- STATED PROBLEM
Write out the material below again, unchanged.
====== DATASET ENTRIES
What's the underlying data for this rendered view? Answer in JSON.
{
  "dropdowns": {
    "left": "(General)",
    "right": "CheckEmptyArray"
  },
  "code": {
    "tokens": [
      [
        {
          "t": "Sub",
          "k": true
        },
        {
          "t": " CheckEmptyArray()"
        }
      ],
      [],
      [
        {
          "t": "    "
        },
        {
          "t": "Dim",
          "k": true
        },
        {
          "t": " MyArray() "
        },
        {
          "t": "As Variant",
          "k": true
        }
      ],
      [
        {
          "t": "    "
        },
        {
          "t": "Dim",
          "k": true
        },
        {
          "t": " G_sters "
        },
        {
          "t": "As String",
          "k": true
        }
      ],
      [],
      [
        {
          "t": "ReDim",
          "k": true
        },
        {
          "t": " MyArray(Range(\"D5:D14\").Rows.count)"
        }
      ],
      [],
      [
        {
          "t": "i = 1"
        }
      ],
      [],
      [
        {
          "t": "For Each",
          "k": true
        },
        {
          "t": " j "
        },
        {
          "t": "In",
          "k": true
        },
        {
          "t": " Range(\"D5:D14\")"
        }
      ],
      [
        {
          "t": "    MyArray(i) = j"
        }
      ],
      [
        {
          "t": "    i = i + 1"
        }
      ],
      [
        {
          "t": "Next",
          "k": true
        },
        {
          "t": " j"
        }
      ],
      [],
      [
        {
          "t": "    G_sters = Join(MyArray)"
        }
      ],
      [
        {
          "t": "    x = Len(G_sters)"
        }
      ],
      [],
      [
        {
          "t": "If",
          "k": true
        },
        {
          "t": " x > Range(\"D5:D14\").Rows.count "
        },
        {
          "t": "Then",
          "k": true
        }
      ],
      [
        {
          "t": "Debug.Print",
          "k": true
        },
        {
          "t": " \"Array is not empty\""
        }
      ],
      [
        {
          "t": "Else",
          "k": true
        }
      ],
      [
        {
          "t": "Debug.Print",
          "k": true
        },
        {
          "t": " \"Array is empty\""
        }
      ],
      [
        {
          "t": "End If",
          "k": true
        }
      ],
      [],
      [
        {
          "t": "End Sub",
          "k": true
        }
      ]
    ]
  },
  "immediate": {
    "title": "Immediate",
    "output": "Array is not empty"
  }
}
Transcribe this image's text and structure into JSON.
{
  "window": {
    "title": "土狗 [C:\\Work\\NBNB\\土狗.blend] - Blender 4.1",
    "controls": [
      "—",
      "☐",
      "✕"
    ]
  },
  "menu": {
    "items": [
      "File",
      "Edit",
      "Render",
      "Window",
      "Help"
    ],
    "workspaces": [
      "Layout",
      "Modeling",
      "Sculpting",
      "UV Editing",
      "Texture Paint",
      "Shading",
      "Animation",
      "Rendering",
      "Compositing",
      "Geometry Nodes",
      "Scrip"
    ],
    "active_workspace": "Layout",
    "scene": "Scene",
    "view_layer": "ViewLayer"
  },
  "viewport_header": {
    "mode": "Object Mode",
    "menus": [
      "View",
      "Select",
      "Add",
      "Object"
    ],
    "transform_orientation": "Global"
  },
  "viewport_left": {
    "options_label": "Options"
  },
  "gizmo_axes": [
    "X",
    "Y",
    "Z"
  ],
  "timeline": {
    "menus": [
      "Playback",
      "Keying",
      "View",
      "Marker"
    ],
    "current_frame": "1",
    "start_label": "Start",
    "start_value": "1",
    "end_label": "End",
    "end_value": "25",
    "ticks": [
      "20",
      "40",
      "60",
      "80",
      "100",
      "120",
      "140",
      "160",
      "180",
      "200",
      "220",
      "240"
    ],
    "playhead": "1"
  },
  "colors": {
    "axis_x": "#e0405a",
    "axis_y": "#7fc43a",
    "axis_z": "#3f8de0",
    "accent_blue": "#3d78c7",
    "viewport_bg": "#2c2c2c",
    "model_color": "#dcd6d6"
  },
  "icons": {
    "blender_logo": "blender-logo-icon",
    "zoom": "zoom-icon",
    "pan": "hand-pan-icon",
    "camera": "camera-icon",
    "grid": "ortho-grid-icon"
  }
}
============
- RESPONSE TO THIS EXERCISE
What's the underlying data for this rendered view? Answer in JSON.
{
  "dropdowns": {
    "left": "(General)",
    "right": "CheckEmptyArray"
  },
  "code": {
    "tokens": [
      [
        {
          "t": "Sub",
          "k": true
        },
        {
          "t": " CheckEmptyArray()"
        }
      ],
      [],
      [
        {
          "t": "    "
        },
        {
          "t": "Dim",
          "k": true
        },
        {
          "t": " MyArray() "
        },
        {
          "t": "As Variant",
          "k": true
        }
      ],
      [
        {
          "t": "    "
        },
        {
          "t": "Dim",
          "k": true
        },
        {
          "t": " G_sters "
        },
        {
          "t": "As String",
          "k": true
        }
      ],
      [],
      [
        {
          "t": "ReDim",
          "k": true
        },
        {
          "t": " MyArray(Range(\"D5:D14\").Rows.count)"
        }
      ],
      [],
      [
        {
          "t": "i = 1"
        }
      ],
      [],
      [
        {
          "t": "For Each",
          "k": true
        },
        {
          "t": " j "
        },
        {
          "t": "In",
          "k": true
        },
        {
          "t": " Range(\"D5:D14\")"
        }
      ],
      [
        {
          "t": "    MyArray(i) = j"
        }
      ],
      [
        {
          "t": "    i = i + 1"
        }
      ],
      [
        {
          "t": "Next",
          "k": true
        },
        {
          "t": " j"
        }
      ],
      [],
      [
        {
          "t": "    G_sters = Join(MyArray)"
        }
      ],
      [
        {
          "t": "    x = Len(G_sters)"
        }
      ],
      [],
      [
        {
          "t": "If",
          "k": true
        },
        {
          "t": " x > Range(\"D5:D14\").Rows.count "
        },
        {
          "t": "Then",
          "k": true
        }
      ],
      [
        {
          "t": "Debug.Print",
          "k": true
        },
        {
          "t": " \"Array is not empty\""
        }
      ],
      [
        {
          "t": "Else",
          "k": true
        }
      ],
      [
        {
          "t": "Debug.Print",
          "k": true
        },
        {
          "t": " \"Array is empty\""
        }
      ],
      [
        {
          "t": "End If",
          "k": true
        }
      ],
      [],
      [
        {
          "t": "End Sub",
          "k": true
        }
      ]
    ]
  },
  "immediate": {
    "title": "Immediate",
    "output": "Array is not empty"
  }
}
Transcribe this image's text and structure into JSON.
{
  "window": {
    "title": "土狗 [C:\\Work\\NBNB\\土狗.blend] - Blender 4.1",
    "controls": [
      "—",
      "☐",
      "✕"
    ]
  },
  "menu": {
    "items": [
      "File",
      "Edit",
      "Render",
      "Window",
      "Help"
    ],
    "workspaces": [
      "Layout",
      "Modeling",
      "Sculpting",
      "UV Editing",
      "Texture Paint",
      "Shading",
      "Animation",
      "Rendering",
      "Compositing",
      "Geometry Nodes",
      "Scrip"
    ],
    "active_workspace": "Layout",
    "scene": "Scene",
    "view_layer": "ViewLayer"
  },
  "viewport_header": {
    "mode": "Object Mode",
    "menus": [
      "View",
      "Select",
      "Add",
      "Object"
    ],
    "transform_orientation": "Global"
  },
  "viewport_left": {
    "options_label": "Options"
  },
  "gizmo_axes": [
    "X",
    "Y",
    "Z"
  ],
  "timeline": {
    "menus": [
      "Playback",
      "Keying",
      "View",
      "Marker"
    ],
    "current_frame": "1",
    "start_label": "Start",
    "start_value": "1",
    "end_label": "End",
    "end_value": "25",
    "ticks": [
      "20",
      "40",
      "60",
      "80",
      "100",
      "120",
      "140",
      "160",
      "180",
      "200",
      "220",
      "240"
    ],
    "playhead": "1"
  },
  "colors": {
    "axis_x": "#e0405a",
    "axis_y": "#7fc43a",
    "axis_z": "#3f8de0",
    "accent_blue": "#3d78c7",
    "viewport_bg": "#2c2c2c",
    "model_color": "#dcd6d6"
  },
  "icons": {
    "blender_logo": "blender-logo-icon",
    "zoom": "zoom-icon",
    "pan": "hand-pan-icon",
    "camera": "camera-icon",
    "grid": "ortho-grid-icon"
  }
}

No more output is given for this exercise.